───── Records to use ─────

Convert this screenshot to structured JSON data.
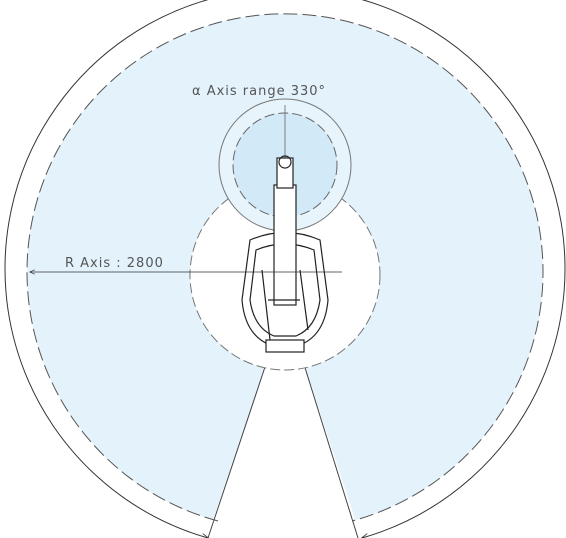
{
  "labels": {
    "alpha_range": "α Axis range 330°",
    "r_axis": "R Axis : 2800"
  }
}
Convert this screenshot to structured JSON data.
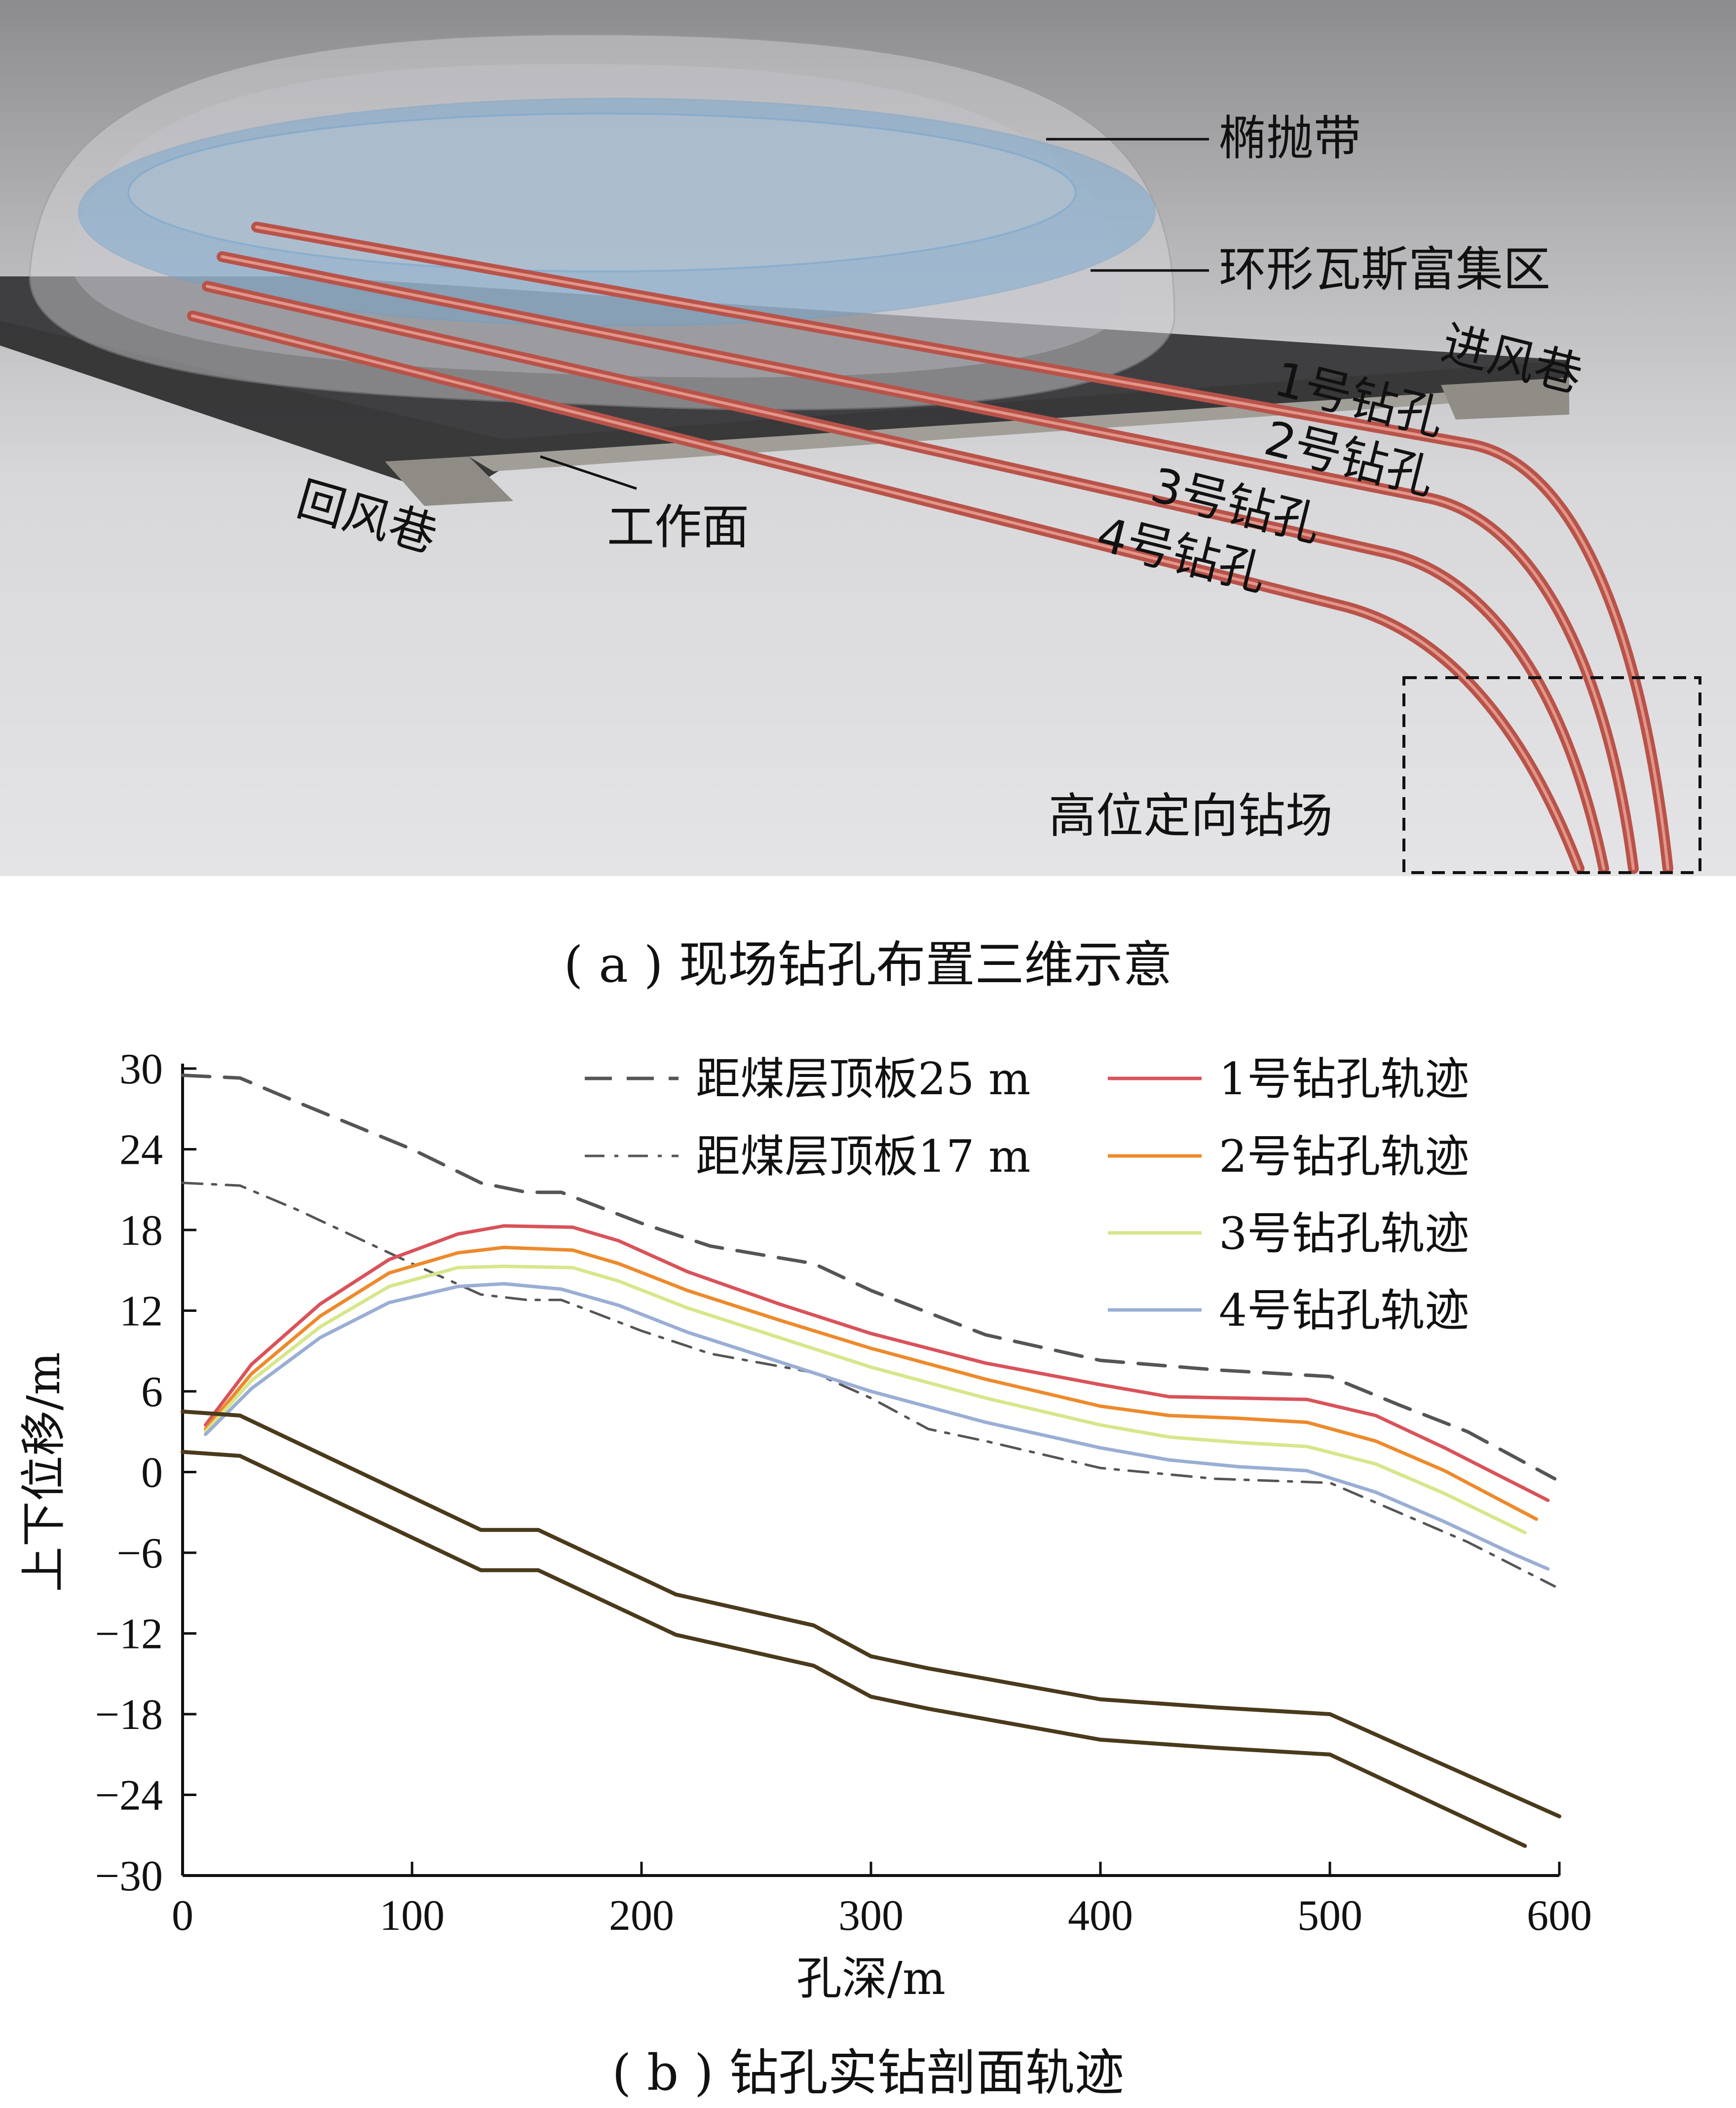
{
  "panel_a": {
    "labels": {
      "ellipsoid_zone": "椭抛带",
      "gas_ring": "环形瓦斯富集区",
      "intake_roadway": "进风巷",
      "hole1": "1号钻孔",
      "hole2": "2号钻孔",
      "hole3": "3号钻孔",
      "hole4": "4号钻孔",
      "return_roadway": "回风巷",
      "working_face": "工作面",
      "drilling_site": "高位定向钻场"
    },
    "caption": "( a ) 现场钻孔布置三维示意",
    "colors": {
      "borehole": "#c9665a",
      "gas_ring": "#7fb0d6",
      "ground": "#2e2e30"
    }
  },
  "panel_b": {
    "caption": "( b ) 钻孔实钻剖面轨迹"
  },
  "chart_data": {
    "type": "line",
    "xlabel": "孔深/m",
    "ylabel": "上下位移/m",
    "xlim": [
      0,
      600
    ],
    "ylim": [
      -30,
      30
    ],
    "xticks": [
      "0",
      "100",
      "200",
      "300",
      "400",
      "500",
      "600"
    ],
    "yticks": [
      "30",
      "24",
      "18",
      "12",
      "6",
      "0",
      "−6",
      "−12",
      "−18",
      "−24",
      "−30"
    ],
    "legend_position": "top-right",
    "series": [
      {
        "name": "距煤层顶板25 m",
        "color": "#555555",
        "dash": "dashed",
        "width": 7,
        "x": [
          0,
          25,
          50,
          100,
          130,
          150,
          165,
          200,
          230,
          275,
          300,
          350,
          400,
          450,
          500,
          530,
          560,
          598
        ],
        "y": [
          29.5,
          29.3,
          27.5,
          24,
          21.5,
          20.8,
          20.8,
          18.5,
          16.8,
          15.5,
          13.5,
          10.2,
          8.3,
          7.6,
          7.1,
          5,
          3,
          -0.5
        ]
      },
      {
        "name": "距煤层顶板17 m",
        "color": "#555555",
        "dash": "dashdot",
        "width": 5,
        "x": [
          0,
          25,
          50,
          100,
          130,
          150,
          165,
          200,
          230,
          275,
          300,
          325,
          350,
          400,
          450,
          500,
          530,
          560,
          598
        ],
        "y": [
          21.5,
          21.3,
          19.5,
          15.5,
          13.2,
          12.8,
          12.8,
          10.5,
          8.8,
          7.4,
          5.5,
          3.2,
          2.3,
          0.3,
          -0.5,
          -0.8,
          -3,
          -5.2,
          -8.5
        ]
      },
      {
        "name": "1号钻孔轨迹",
        "color": "#d9525a",
        "dash": "solid",
        "width": 7,
        "x": [
          10,
          30,
          60,
          90,
          120,
          140,
          170,
          190,
          220,
          260,
          300,
          350,
          400,
          430,
          460,
          490,
          520,
          550,
          580,
          595
        ],
        "y": [
          3.5,
          8,
          12.5,
          15.8,
          17.7,
          18.3,
          18.2,
          17.2,
          14.9,
          12.5,
          10.3,
          8.1,
          6.5,
          5.6,
          5.5,
          5.4,
          4.2,
          1.8,
          -0.8,
          -2.1
        ]
      },
      {
        "name": "2号钻孔轨迹",
        "color": "#ed8a2c",
        "dash": "solid",
        "width": 7,
        "x": [
          10,
          30,
          60,
          90,
          120,
          140,
          170,
          190,
          220,
          260,
          300,
          350,
          400,
          430,
          460,
          490,
          520,
          550,
          580,
          590
        ],
        "y": [
          3.2,
          7.3,
          11.6,
          14.8,
          16.3,
          16.7,
          16.5,
          15.5,
          13.5,
          11.3,
          9.2,
          6.9,
          4.9,
          4.2,
          4.0,
          3.7,
          2.3,
          0.1,
          -2.6,
          -3.5
        ]
      },
      {
        "name": "3号钻孔轨迹",
        "color": "#d7e68a",
        "dash": "solid",
        "width": 7,
        "x": [
          10,
          30,
          60,
          90,
          120,
          140,
          170,
          190,
          220,
          260,
          300,
          350,
          400,
          430,
          460,
          490,
          520,
          550,
          585
        ],
        "y": [
          3.0,
          6.8,
          10.8,
          13.8,
          15.2,
          15.3,
          15.2,
          14.2,
          12.2,
          10.0,
          7.8,
          5.5,
          3.5,
          2.6,
          2.2,
          1.9,
          0.6,
          -1.6,
          -4.5
        ]
      },
      {
        "name": "4号钻孔轨迹",
        "color": "#9aaed4",
        "dash": "solid",
        "width": 7,
        "x": [
          10,
          30,
          60,
          90,
          120,
          140,
          165,
          190,
          220,
          260,
          300,
          350,
          400,
          430,
          460,
          490,
          520,
          550,
          580,
          595
        ],
        "y": [
          2.8,
          6.2,
          10.0,
          12.6,
          13.8,
          14.0,
          13.6,
          12.4,
          10.4,
          8.2,
          6.0,
          3.7,
          1.8,
          0.9,
          0.4,
          0.1,
          -1.5,
          -3.7,
          -6.1,
          -7.2
        ]
      },
      {
        "color": "#4a3a1c",
        "dash": "solid",
        "width": 8,
        "x": [
          0,
          25,
          130,
          155,
          200,
          215,
          275,
          300,
          325,
          400,
          450,
          500,
          600
        ],
        "y": [
          4.5,
          4.2,
          -4.3,
          -4.3,
          -7.9,
          -9.1,
          -11.4,
          -13.7,
          -14.6,
          -16.9,
          -17.5,
          -18,
          -25.6
        ]
      },
      {
        "color": "#4a3a1c",
        "dash": "solid",
        "width": 8,
        "x": [
          0,
          25,
          130,
          155,
          200,
          215,
          275,
          300,
          325,
          400,
          450,
          500,
          585
        ],
        "y": [
          1.5,
          1.2,
          -7.3,
          -7.3,
          -10.9,
          -12.1,
          -14.4,
          -16.7,
          -17.6,
          -19.9,
          -20.5,
          -21,
          -27.8
        ]
      }
    ]
  }
}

─────

## Written task
Write out the entries above word for word. Do not include the pictures.

## Exercise answer
Convert this screenshot to structured JSON data.
{
  "labels": {
    "alpha_range": "α Axis range 330°",
    "r_axis": "R Axis : 2800"
  }
}
Convert this screenshot to structured JSON data.
{
  "panel_a": {
    "labels": {
      "ellipsoid_zone": "椭抛带",
      "gas_ring": "环形瓦斯富集区",
      "intake_roadway": "进风巷",
      "hole1": "1号钻孔",
      "hole2": "2号钻孔",
      "hole3": "3号钻孔",
      "hole4": "4号钻孔",
      "return_roadway": "回风巷",
      "working_face": "工作面",
      "drilling_site": "高位定向钻场"
    },
    "caption": "( a ) 现场钻孔布置三维示意",
    "colors": {
      "borehole": "#c9665a",
      "gas_ring": "#7fb0d6",
      "ground": "#2e2e30"
    }
  },
  "panel_b": {
    "caption": "( b ) 钻孔实钻剖面轨迹"
  },
  "chart_data": {
    "type": "line",
    "xlabel": "孔深/m",
    "ylabel": "上下位移/m",
    "xlim": [
      0,
      600
    ],
    "ylim": [
      -30,
      30
    ],
    "xticks": [
      "0",
      "100",
      "200",
      "300",
      "400",
      "500",
      "600"
    ],
    "yticks": [
      "30",
      "24",
      "18",
      "12",
      "6",
      "0",
      "−6",
      "−12",
      "−18",
      "−24",
      "−30"
    ],
    "legend_position": "top-right",
    "series": [
      {
        "name": "距煤层顶板25 m",
        "color": "#555555",
        "dash": "dashed",
        "width": 7,
        "x": [
          0,
          25,
          50,
          100,
          130,
          150,
          165,
          200,
          230,
          275,
          300,
          350,
          400,
          450,
          500,
          530,
          560,
          598
        ],
        "y": [
          29.5,
          29.3,
          27.5,
          24,
          21.5,
          20.8,
          20.8,
          18.5,
          16.8,
          15.5,
          13.5,
          10.2,
          8.3,
          7.6,
          7.1,
          5,
          3,
          -0.5
        ]
      },
      {
        "name": "距煤层顶板17 m",
        "color": "#555555",
        "dash": "dashdot",
        "width": 5,
        "x": [
          0,
          25,
          50,
          100,
          130,
          150,
          165,
          200,
          230,
          275,
          300,
          325,
          350,
          400,
          450,
          500,
          530,
          560,
          598
        ],
        "y": [
          21.5,
          21.3,
          19.5,
          15.5,
          13.2,
          12.8,
          12.8,
          10.5,
          8.8,
          7.4,
          5.5,
          3.2,
          2.3,
          0.3,
          -0.5,
          -0.8,
          -3,
          -5.2,
          -8.5
        ]
      },
      {
        "name": "1号钻孔轨迹",
        "color": "#d9525a",
        "dash": "solid",
        "width": 7,
        "x": [
          10,
          30,
          60,
          90,
          120,
          140,
          170,
          190,
          220,
          260,
          300,
          350,
          400,
          430,
          460,
          490,
          520,
          550,
          580,
          595
        ],
        "y": [
          3.5,
          8,
          12.5,
          15.8,
          17.7,
          18.3,
          18.2,
          17.2,
          14.9,
          12.5,
          10.3,
          8.1,
          6.5,
          5.6,
          5.5,
          5.4,
          4.2,
          1.8,
          -0.8,
          -2.1
        ]
      },
      {
        "name": "2号钻孔轨迹",
        "color": "#ed8a2c",
        "dash": "solid",
        "width": 7,
        "x": [
          10,
          30,
          60,
          90,
          120,
          140,
          170,
          190,
          220,
          260,
          300,
          350,
          400,
          430,
          460,
          490,
          520,
          550,
          580,
          590
        ],
        "y": [
          3.2,
          7.3,
          11.6,
          14.8,
          16.3,
          16.7,
          16.5,
          15.5,
          13.5,
          11.3,
          9.2,
          6.9,
          4.9,
          4.2,
          4.0,
          3.7,
          2.3,
          0.1,
          -2.6,
          -3.5
        ]
      },
      {
        "name": "3号钻孔轨迹",
        "color": "#d7e68a",
        "dash": "solid",
        "width": 7,
        "x": [
          10,
          30,
          60,
          90,
          120,
          140,
          170,
          190,
          220,
          260,
          300,
          350,
          400,
          430,
          460,
          490,
          520,
          550,
          585
        ],
        "y": [
          3.0,
          6.8,
          10.8,
          13.8,
          15.2,
          15.3,
          15.2,
          14.2,
          12.2,
          10.0,
          7.8,
          5.5,
          3.5,
          2.6,
          2.2,
          1.9,
          0.6,
          -1.6,
          -4.5
        ]
      },
      {
        "name": "4号钻孔轨迹",
        "color": "#9aaed4",
        "dash": "solid",
        "width": 7,
        "x": [
          10,
          30,
          60,
          90,
          120,
          140,
          165,
          190,
          220,
          260,
          300,
          350,
          400,
          430,
          460,
          490,
          520,
          550,
          580,
          595
        ],
        "y": [
          2.8,
          6.2,
          10.0,
          12.6,
          13.8,
          14.0,
          13.6,
          12.4,
          10.4,
          8.2,
          6.0,
          3.7,
          1.8,
          0.9,
          0.4,
          0.1,
          -1.5,
          -3.7,
          -6.1,
          -7.2
        ]
      },
      {
        "color": "#4a3a1c",
        "dash": "solid",
        "width": 8,
        "x": [
          0,
          25,
          130,
          155,
          200,
          215,
          275,
          300,
          325,
          400,
          450,
          500,
          600
        ],
        "y": [
          4.5,
          4.2,
          -4.3,
          -4.3,
          -7.9,
          -9.1,
          -11.4,
          -13.7,
          -14.6,
          -16.9,
          -17.5,
          -18,
          -25.6
        ]
      },
      {
        "color": "#4a3a1c",
        "dash": "solid",
        "width": 8,
        "x": [
          0,
          25,
          130,
          155,
          200,
          215,
          275,
          300,
          325,
          400,
          450,
          500,
          585
        ],
        "y": [
          1.5,
          1.2,
          -7.3,
          -7.3,
          -10.9,
          -12.1,
          -14.4,
          -16.7,
          -17.6,
          -19.9,
          -20.5,
          -21,
          -27.8
        ]
      }
    ]
  }
}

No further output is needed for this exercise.